(Extracted records)
================
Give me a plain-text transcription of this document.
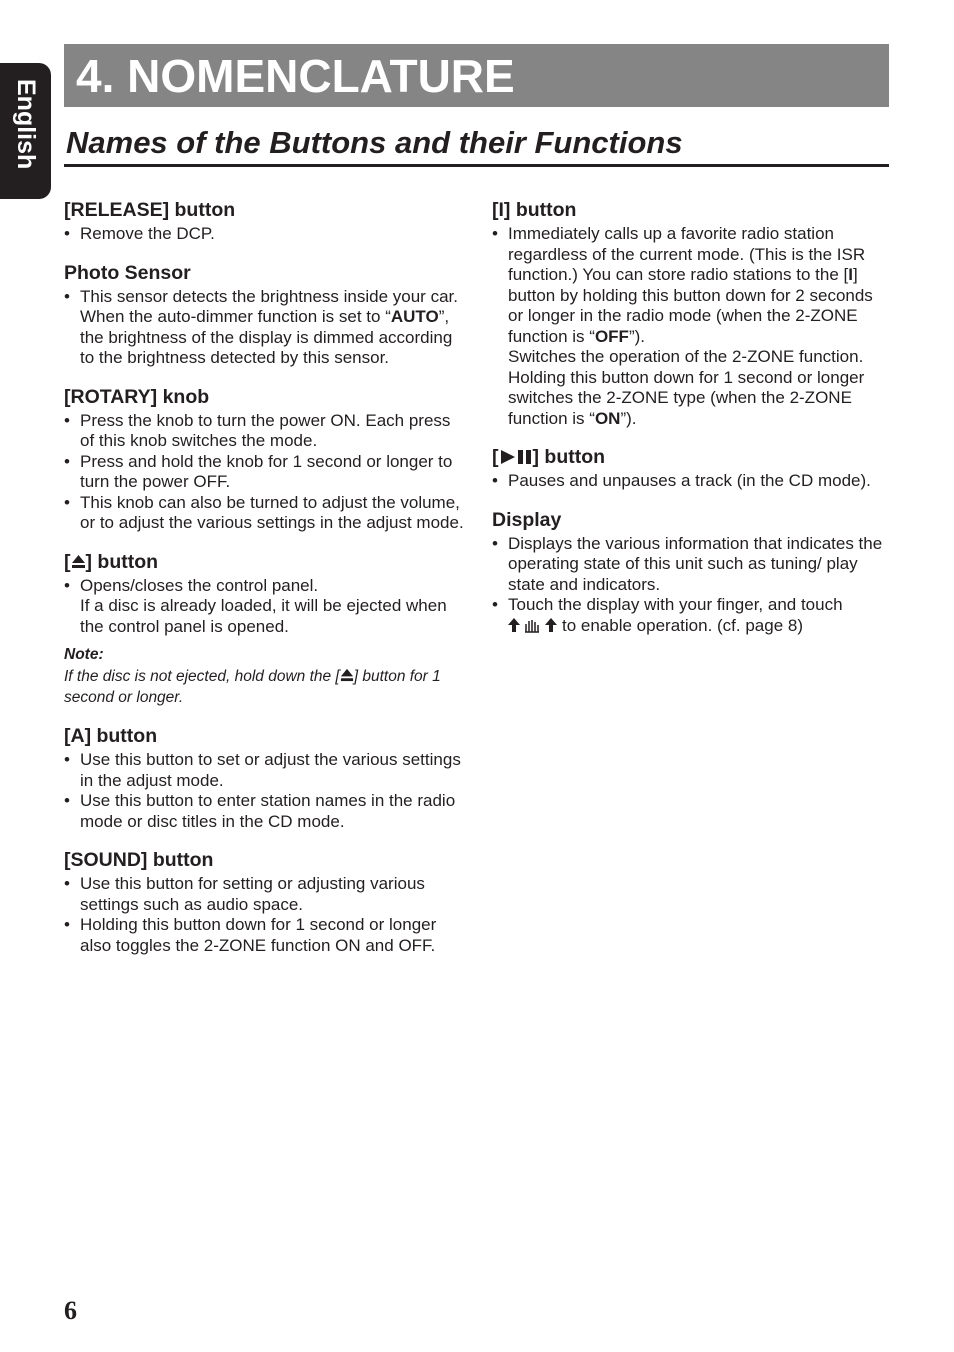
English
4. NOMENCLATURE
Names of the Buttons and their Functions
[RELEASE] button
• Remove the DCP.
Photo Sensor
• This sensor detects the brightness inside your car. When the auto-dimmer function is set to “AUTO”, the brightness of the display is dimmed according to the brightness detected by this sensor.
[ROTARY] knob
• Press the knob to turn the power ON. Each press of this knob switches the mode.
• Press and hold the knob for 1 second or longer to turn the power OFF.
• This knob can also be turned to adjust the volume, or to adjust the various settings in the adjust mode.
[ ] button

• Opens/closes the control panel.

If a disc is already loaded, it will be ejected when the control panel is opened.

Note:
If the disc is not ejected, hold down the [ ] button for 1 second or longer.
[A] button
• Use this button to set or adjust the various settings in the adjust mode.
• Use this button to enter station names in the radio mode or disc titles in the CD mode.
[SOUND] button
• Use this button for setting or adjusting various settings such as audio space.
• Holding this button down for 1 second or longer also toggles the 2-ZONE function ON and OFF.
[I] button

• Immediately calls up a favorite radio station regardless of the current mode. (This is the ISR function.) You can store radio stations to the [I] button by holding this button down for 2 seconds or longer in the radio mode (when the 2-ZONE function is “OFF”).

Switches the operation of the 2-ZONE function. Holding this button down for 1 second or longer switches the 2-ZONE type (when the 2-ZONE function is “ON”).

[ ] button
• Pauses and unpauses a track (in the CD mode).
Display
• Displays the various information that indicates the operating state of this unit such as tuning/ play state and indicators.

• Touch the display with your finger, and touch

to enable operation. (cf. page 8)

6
================
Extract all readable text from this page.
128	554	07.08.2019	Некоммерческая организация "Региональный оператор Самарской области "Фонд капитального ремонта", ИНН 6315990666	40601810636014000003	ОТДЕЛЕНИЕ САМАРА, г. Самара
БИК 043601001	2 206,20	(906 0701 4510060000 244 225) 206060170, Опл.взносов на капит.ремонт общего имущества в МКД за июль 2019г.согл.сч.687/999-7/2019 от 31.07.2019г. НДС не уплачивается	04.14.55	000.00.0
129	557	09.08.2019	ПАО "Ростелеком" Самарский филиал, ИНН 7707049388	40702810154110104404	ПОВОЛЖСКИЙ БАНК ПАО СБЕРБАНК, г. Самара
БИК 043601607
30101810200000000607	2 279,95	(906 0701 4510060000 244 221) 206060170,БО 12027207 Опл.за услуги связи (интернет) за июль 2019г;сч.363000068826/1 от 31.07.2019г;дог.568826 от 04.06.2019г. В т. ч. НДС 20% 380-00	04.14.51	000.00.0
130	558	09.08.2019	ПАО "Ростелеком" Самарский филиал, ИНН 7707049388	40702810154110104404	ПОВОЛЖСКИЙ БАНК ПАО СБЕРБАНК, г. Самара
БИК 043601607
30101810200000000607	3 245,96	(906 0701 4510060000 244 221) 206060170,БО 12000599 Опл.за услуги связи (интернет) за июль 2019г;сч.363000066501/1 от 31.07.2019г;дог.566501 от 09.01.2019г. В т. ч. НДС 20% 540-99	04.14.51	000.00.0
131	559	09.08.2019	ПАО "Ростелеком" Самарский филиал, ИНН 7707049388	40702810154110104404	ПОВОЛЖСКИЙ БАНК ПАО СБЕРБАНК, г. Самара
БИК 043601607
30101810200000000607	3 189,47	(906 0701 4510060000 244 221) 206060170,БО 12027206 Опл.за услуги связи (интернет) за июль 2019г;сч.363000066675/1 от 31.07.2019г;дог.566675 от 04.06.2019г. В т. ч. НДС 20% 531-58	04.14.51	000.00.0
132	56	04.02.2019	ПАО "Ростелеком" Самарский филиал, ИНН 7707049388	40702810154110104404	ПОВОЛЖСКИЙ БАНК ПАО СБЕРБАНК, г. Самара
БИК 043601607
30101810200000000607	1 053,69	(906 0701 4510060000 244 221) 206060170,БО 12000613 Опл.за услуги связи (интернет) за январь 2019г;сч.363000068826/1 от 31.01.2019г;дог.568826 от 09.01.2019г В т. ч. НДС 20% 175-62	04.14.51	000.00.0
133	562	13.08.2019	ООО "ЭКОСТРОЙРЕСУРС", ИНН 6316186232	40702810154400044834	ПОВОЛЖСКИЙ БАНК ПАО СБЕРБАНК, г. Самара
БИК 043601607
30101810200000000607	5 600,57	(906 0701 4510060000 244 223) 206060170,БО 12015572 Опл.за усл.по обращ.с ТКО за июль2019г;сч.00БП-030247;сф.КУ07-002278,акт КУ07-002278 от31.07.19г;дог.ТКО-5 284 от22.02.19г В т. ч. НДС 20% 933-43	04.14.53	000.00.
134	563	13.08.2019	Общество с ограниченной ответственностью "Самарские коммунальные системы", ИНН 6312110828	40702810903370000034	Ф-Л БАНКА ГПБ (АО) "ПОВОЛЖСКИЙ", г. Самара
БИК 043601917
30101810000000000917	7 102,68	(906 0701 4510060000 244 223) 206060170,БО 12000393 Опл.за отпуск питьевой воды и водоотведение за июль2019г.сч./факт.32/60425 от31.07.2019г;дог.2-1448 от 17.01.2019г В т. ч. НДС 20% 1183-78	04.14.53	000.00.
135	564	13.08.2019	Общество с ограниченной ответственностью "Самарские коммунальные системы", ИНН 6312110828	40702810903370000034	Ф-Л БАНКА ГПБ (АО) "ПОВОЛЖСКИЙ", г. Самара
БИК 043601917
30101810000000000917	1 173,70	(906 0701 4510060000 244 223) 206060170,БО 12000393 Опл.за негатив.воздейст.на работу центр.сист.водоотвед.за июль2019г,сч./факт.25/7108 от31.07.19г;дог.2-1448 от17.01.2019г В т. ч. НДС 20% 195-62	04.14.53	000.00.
================
Task brief => For the listing above, identify each line bearing "коммунальные".

Finished exercise =>
134	563	13.08.2019	Общество с ограниченной ответственностью "Самарские коммунальные системы", ИНН 6312110828	40702810903370000034	Ф-Л БАНКА ГПБ (АО) "ПОВОЛЖСКИЙ", г. Самара
135	564	13.08.2019	Общество с ограниченной ответственностью "Самарские коммунальные системы", ИНН 6312110828	40702810903370000034	Ф-Л БАНКА ГПБ (АО) "ПОВОЛЖСКИЙ", г. Самара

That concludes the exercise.